• **Raw records**:

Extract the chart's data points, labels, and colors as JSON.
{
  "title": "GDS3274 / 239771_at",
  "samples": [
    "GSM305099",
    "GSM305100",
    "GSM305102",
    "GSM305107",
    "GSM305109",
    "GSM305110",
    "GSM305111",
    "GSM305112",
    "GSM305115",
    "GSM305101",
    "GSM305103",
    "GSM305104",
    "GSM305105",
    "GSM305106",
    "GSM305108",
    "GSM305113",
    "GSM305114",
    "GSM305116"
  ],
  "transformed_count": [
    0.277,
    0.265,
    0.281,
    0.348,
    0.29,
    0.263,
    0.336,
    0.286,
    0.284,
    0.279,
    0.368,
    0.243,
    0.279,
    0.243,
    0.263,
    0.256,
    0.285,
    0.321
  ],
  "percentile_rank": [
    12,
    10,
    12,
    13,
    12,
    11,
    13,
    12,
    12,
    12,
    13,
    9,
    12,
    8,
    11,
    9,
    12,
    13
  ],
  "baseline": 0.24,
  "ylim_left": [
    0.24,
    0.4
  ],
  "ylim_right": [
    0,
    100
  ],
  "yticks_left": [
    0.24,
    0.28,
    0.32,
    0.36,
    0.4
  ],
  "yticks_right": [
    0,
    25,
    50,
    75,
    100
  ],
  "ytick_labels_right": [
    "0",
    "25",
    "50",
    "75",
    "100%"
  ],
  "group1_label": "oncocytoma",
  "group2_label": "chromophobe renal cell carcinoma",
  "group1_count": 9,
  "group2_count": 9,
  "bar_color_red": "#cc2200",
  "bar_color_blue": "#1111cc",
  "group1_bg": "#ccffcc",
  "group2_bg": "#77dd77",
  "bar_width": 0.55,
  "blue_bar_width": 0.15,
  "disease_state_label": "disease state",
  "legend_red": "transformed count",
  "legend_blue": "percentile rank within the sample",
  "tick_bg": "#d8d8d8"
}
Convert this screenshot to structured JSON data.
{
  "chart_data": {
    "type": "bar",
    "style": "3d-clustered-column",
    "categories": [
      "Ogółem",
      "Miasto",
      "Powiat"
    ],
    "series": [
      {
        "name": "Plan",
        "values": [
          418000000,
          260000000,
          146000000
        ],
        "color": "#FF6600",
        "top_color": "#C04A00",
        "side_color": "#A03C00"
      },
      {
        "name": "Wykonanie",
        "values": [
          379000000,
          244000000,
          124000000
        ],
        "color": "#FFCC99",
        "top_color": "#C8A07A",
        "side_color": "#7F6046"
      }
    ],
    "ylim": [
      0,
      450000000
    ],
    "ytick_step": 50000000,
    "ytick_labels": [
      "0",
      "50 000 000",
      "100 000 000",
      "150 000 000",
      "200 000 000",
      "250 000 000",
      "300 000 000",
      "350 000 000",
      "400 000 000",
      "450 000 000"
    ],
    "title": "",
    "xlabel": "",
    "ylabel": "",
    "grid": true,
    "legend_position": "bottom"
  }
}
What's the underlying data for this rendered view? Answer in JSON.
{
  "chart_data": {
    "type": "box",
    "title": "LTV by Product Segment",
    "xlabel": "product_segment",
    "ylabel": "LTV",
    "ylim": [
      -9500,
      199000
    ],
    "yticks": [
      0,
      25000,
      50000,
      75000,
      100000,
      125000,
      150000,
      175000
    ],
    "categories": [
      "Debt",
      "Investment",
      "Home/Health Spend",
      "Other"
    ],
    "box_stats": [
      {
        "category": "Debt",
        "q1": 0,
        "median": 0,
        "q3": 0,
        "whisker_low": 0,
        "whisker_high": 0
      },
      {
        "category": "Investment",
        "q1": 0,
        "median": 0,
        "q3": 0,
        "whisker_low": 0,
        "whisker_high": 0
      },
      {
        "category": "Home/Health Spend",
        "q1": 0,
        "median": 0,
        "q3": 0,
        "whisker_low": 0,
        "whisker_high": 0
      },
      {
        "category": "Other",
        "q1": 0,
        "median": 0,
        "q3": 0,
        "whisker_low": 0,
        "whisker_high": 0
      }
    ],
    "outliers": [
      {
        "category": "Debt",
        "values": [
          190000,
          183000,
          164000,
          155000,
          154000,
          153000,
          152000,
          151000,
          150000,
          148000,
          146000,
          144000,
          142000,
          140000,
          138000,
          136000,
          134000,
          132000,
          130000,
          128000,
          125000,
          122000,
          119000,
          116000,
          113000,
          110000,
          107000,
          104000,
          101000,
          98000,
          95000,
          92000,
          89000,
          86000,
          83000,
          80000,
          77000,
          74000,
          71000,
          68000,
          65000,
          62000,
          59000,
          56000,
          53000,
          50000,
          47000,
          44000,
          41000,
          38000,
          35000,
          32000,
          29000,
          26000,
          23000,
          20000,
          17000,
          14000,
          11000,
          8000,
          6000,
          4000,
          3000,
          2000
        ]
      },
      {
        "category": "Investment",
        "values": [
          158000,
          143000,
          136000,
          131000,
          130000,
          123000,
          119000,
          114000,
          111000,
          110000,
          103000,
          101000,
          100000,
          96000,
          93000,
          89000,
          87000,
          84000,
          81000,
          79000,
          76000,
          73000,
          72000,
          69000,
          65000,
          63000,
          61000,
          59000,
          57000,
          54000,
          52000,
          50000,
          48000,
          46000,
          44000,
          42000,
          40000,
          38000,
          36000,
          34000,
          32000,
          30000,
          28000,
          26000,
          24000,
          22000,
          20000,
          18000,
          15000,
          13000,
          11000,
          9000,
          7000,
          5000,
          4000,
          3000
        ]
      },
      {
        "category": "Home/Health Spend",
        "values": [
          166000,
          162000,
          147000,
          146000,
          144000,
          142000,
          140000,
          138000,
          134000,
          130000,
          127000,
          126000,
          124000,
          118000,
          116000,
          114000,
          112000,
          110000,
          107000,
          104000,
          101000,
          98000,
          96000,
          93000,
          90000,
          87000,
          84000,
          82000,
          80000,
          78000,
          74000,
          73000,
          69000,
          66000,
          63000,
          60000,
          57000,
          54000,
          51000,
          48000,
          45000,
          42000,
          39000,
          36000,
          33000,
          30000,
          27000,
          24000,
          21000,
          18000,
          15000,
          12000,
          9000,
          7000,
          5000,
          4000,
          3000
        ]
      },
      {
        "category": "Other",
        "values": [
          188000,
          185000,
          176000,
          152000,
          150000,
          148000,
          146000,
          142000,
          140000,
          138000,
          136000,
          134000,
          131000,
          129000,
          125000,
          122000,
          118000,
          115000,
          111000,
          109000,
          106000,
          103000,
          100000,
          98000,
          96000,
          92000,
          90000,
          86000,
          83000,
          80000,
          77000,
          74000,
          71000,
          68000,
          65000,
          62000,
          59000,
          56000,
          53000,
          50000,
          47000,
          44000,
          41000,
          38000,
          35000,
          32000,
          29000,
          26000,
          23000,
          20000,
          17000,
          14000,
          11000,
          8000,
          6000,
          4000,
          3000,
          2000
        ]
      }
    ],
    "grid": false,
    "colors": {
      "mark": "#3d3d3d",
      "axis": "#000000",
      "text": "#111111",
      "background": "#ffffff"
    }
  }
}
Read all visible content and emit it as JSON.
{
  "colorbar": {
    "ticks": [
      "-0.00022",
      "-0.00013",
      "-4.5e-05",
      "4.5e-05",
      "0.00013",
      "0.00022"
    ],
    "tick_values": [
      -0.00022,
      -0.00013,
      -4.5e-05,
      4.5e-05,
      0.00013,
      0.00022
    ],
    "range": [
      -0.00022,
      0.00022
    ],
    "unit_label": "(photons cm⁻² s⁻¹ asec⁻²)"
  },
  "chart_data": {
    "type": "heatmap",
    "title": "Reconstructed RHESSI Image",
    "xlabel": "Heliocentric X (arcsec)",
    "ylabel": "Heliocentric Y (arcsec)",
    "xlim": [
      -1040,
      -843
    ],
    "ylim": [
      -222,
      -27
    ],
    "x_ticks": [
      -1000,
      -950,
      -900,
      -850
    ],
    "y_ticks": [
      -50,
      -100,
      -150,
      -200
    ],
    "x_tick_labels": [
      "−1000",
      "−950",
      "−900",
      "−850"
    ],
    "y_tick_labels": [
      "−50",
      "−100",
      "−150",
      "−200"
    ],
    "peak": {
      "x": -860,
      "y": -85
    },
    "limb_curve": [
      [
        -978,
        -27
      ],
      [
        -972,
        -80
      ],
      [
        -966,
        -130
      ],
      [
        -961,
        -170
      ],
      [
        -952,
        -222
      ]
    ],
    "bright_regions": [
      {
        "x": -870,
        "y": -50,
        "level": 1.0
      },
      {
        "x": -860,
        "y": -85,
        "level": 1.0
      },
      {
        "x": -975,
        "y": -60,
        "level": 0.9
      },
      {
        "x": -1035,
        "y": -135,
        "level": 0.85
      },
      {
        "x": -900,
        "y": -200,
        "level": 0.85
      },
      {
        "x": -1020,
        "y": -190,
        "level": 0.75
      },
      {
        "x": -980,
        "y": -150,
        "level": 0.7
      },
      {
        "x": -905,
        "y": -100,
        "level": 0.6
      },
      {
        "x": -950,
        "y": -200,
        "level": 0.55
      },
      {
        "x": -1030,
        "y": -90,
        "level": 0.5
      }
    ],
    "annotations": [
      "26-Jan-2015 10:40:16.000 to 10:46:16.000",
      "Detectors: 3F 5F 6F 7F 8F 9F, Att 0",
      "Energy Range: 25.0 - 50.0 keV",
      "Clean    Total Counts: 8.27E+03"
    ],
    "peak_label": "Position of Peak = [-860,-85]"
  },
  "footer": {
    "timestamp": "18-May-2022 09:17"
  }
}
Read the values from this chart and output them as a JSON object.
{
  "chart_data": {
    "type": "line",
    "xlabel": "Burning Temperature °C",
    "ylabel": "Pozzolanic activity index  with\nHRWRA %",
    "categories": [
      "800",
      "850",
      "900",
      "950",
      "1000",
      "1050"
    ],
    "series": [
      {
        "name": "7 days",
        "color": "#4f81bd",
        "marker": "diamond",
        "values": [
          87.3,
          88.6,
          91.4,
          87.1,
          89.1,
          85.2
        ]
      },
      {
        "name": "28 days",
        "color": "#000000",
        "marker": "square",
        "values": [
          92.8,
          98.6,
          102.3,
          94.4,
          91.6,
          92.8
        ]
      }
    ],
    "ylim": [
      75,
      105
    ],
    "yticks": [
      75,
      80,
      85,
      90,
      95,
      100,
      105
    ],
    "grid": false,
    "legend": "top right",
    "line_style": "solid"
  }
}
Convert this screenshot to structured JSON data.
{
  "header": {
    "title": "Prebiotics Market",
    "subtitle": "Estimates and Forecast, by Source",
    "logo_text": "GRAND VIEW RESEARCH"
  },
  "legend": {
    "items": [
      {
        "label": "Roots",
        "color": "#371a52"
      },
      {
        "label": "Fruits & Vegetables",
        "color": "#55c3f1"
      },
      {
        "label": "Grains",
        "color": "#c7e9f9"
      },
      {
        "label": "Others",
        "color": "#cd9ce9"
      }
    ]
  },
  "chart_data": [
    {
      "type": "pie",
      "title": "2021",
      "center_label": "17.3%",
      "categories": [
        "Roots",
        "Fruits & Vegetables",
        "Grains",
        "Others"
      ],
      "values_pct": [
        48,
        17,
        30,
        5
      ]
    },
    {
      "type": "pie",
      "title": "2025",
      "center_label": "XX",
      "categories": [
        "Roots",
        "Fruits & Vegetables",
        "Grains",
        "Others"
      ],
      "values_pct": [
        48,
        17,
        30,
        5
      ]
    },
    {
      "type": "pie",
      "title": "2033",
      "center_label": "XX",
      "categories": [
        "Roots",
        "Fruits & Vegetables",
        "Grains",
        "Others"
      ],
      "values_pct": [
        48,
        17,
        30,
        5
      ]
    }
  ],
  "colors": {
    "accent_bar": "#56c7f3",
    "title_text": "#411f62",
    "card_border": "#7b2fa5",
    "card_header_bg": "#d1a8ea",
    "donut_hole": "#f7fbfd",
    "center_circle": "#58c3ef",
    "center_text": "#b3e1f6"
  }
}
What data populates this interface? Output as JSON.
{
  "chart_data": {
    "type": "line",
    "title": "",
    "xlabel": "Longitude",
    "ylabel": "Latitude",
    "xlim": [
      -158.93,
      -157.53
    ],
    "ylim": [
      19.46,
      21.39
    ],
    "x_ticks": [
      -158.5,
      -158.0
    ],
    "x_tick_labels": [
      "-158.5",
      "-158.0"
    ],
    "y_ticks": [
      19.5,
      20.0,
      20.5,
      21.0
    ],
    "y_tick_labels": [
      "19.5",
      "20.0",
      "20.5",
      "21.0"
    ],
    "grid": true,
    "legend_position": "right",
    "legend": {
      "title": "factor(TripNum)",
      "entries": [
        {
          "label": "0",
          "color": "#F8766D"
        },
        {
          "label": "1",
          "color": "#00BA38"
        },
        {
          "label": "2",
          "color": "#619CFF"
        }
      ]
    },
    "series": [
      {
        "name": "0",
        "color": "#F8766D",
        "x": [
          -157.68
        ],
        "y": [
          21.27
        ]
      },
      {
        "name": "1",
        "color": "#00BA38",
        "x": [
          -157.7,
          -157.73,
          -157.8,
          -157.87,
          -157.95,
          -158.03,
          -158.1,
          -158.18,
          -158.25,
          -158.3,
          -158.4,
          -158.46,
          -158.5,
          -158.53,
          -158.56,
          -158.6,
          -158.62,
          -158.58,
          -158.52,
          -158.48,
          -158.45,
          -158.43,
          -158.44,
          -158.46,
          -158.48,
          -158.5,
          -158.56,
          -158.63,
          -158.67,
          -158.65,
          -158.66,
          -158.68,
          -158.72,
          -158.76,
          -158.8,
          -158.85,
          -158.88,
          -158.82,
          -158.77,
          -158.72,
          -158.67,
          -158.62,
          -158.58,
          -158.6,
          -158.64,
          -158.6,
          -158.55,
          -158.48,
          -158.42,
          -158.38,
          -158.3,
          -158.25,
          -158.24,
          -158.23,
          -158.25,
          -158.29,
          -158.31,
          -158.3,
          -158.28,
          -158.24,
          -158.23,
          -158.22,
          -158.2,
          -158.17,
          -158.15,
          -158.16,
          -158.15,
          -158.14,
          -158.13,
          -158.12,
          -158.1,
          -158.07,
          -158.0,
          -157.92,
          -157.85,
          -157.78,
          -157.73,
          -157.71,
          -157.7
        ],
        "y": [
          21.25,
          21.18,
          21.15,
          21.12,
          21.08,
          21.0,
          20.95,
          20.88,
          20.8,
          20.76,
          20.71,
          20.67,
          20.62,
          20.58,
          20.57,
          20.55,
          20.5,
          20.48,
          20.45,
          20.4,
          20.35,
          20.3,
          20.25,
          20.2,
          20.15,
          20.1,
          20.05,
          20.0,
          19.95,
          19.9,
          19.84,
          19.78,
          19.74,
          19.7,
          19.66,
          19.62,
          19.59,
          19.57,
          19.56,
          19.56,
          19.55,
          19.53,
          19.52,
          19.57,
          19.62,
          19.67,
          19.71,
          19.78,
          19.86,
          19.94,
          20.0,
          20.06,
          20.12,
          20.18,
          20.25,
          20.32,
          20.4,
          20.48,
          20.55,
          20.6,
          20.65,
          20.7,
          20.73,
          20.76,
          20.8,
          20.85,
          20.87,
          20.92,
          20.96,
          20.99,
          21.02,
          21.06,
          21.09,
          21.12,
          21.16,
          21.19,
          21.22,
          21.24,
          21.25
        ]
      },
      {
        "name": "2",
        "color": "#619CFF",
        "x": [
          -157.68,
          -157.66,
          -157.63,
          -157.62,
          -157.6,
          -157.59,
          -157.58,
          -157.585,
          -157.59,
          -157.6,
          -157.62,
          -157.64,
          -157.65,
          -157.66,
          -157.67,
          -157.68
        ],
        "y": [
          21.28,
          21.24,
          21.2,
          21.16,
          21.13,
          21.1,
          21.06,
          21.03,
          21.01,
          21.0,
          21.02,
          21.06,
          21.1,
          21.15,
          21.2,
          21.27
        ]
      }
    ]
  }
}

• **What is expected**: Check all the records above and select each line where the string "JSON" is found.

• **Completed exercise**:
Extract the chart's data points, labels, and colors as JSON.
Convert this screenshot to structured JSON data.
What's the underlying data for this rendered view? Answer in JSON.
Read all visible content and emit it as JSON.
Read the values from this chart and output them as a JSON object.
Convert this screenshot to structured JSON data.
What data populates this interface? Output as JSON.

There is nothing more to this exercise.